Source excerpt:

= = = = =

Alert or Metric for Failed Tasks

Hi there!

Are there any metrics or alerts for failed tasks? I want to create Datadog monitoring over Druid tasks to see when they have failed or succeeded but I don’t currently see anything in the docs. Can anyone point me to the right resources? :slight_smile:

I don’t think there is a currently a metric/alert that’s generated upon task failure (I think there are alerts for some kinds of task failure modes but not a general alert, if you search for EmittingLogger.makeAlert() calls in the codebase).

One option could be to periodically fetch the list of completed tasks using http://overlord:overlordPort/druid/indexer/v1/completeTasks and check for task failures that way. In 0.12.0 and later there is an “n” parameter that allows you to fetch the most recent N task statuses.

Thanks Jonathan for the response!

Looks like we’ll have to just go with the second option!

= = = = =

Dataset excerpts:
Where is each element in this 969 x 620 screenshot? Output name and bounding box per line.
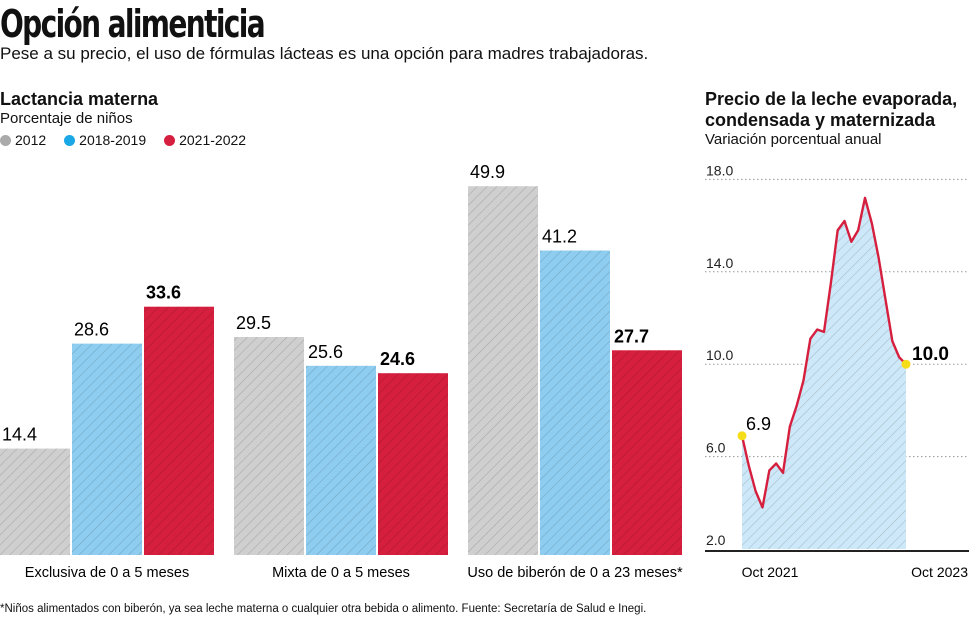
data-label: 33.6 [146, 283, 181, 303]
legend-item: 2018-2019 [64, 132, 146, 148]
data-label: 29.5 [236, 313, 271, 333]
x-tick-label: Oct 2023 [911, 564, 968, 580]
bar-hatch [378, 373, 448, 555]
page-subtitle: Pese a su precio, el uso de fórmulas lác… [0, 44, 649, 63]
bar-hatch [612, 350, 682, 555]
bar-hatch [306, 365, 376, 555]
line-chart-subtitle: Variación porcentual anual [705, 131, 882, 148]
legend-item: 2021-2022 [164, 132, 246, 148]
page-title: Opción alimenticia [0, 2, 266, 46]
category-label: Mixta de 0 a 5 meses [272, 565, 410, 581]
bar-hatch [72, 343, 142, 555]
legend-dot [0, 135, 11, 146]
legend-dot [164, 135, 176, 146]
category-label: Uso de biberón de 0 a 23 meses* [467, 565, 683, 581]
legend-label: 2021-2022 [179, 132, 247, 148]
y-tick-label: 18.0 [706, 162, 733, 178]
data-label: 49.9 [470, 162, 505, 182]
x-tick-label: Oct 2021 [742, 564, 799, 580]
bar-chart-subtitle: Porcentaje de niños [0, 110, 133, 127]
line-chart-title: Precio de la leche evaporada, condensada… [705, 89, 958, 130]
category-label: Exclusiva de 0 a 5 meses [25, 565, 189, 581]
bar-hatch [540, 250, 610, 556]
line-chart: 2.0 6.0 10.0 14.0 18.0 6.9 10.0 Oct 2021 Oct 202… [705, 162, 969, 580]
legend-item: 2012 [0, 132, 46, 148]
legend-dot [64, 135, 76, 146]
bar-hatch [234, 336, 304, 555]
data-label: 14.4 [2, 425, 37, 445]
data-label: 28.6 [74, 320, 109, 340]
footnote: *Niños alimentados con biberón, ya sea l… [0, 603, 647, 615]
area-hatch [742, 197, 906, 549]
annotation-first: 6.9 [746, 414, 771, 434]
data-label: 41.2 [542, 227, 577, 247]
y-tick-label: 14.0 [706, 255, 733, 271]
bar-hatch [0, 448, 70, 555]
data-label: 24.6 [380, 349, 415, 369]
legend-label: 2018-2019 [79, 132, 147, 148]
bar-hatch [468, 186, 538, 555]
data-label: 27.7 [614, 326, 649, 346]
marker-last [901, 359, 911, 369]
y-tick-label: 2.0 [706, 532, 726, 548]
y-tick-label: 10.0 [706, 347, 733, 363]
bar-hatch [144, 306, 214, 555]
bar-chart: 14.4 28.6 33.6 Exclusiva de 0 a 5 meses 29.5… [0, 162, 683, 581]
marker-first [737, 431, 747, 441]
legend: 2012 2018-2019 2021-2022 [0, 132, 246, 148]
data-label: 25.6 [308, 342, 343, 362]
series-line [740, 196, 907, 509]
y-tick-label: 6.0 [706, 440, 726, 456]
bar-chart-title: Lactancia materna [0, 89, 159, 109]
legend-label: 2012 [15, 132, 47, 148]
annotation-last: 10.0 [912, 344, 949, 365]
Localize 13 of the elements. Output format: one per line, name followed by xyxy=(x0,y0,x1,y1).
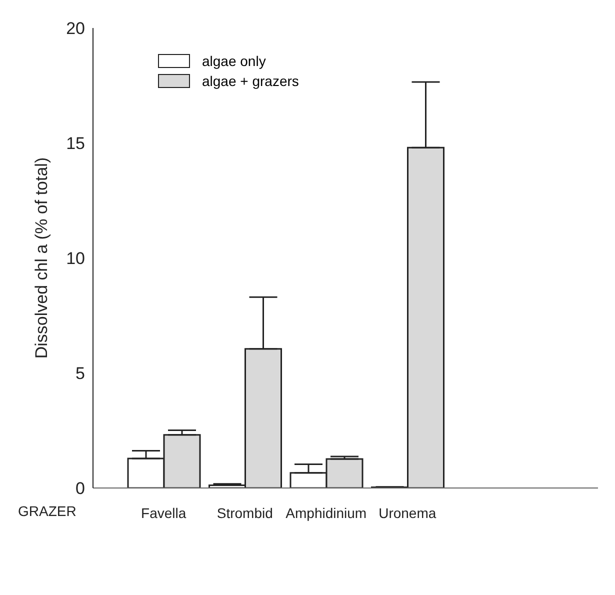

= = = = =

Work to do:
• 1. Decide whether each statement agrees with the forum thread about alerts for failed tasks. Answer yes or no for each, and quote the words of the thread that decide it.
(a) The reply states that a general alert is generated whenever a task fails.
(b) In 0.12.0 and later, a parameter allows fetching the most recent task statuses.
(c) The person asking found relevant material in the docs.
• 2. In the listing, rename "bar-hatch" to "bar-fill" in the lines from the one holding "data-label: 33.6 [146, 283, 181, 303]" through the one holding "y-tick-label: 18.0 [706, 162, 733, 178]", inclusive. Give only those lines, with nothing else changed.
The forum thread and the listing are unrelated to each other.

Solutions:
• 1.
(a) No: "I think there are alerts for some kinds of task failure modes but not a general alert"
(b) Yes: "In 0.12.0 and later there is an “n” parameter that allows you to fetch the most recent N task statuses."
(c) No: "I don’t currently see anything in the docs"

• 2.
data-label: 33.6 [146, 283, 181, 303]
legend-item: 2018-2019 [64, 132, 146, 148]
data-label: 29.5 [236, 313, 271, 333]
x-tick-label: Oct 2023 [911, 564, 968, 580]
bar-fill [378, 373, 448, 555]
page-subtitle: Pese a su precio, el uso de fórmulas lác… [0, 44, 649, 63]
bar-fill [612, 350, 682, 555]
bar-fill [306, 365, 376, 555]
line-chart-subtitle: Variación porcentual anual [705, 131, 882, 148]
legend-item: 2021-2022 [164, 132, 246, 148]
page-title: Opción alimenticia [0, 2, 266, 46]
category-label: Mixta de 0 a 5 meses [272, 565, 410, 581]
bar-fill [72, 343, 142, 555]
legend-dot [0, 135, 11, 146]
legend-dot [164, 135, 176, 146]
category-label: Uso de biberón de 0 a 23 meses* [467, 565, 683, 581]
legend-label: 2021-2022 [179, 132, 247, 148]
y-tick-label: 18.0 [706, 162, 733, 178]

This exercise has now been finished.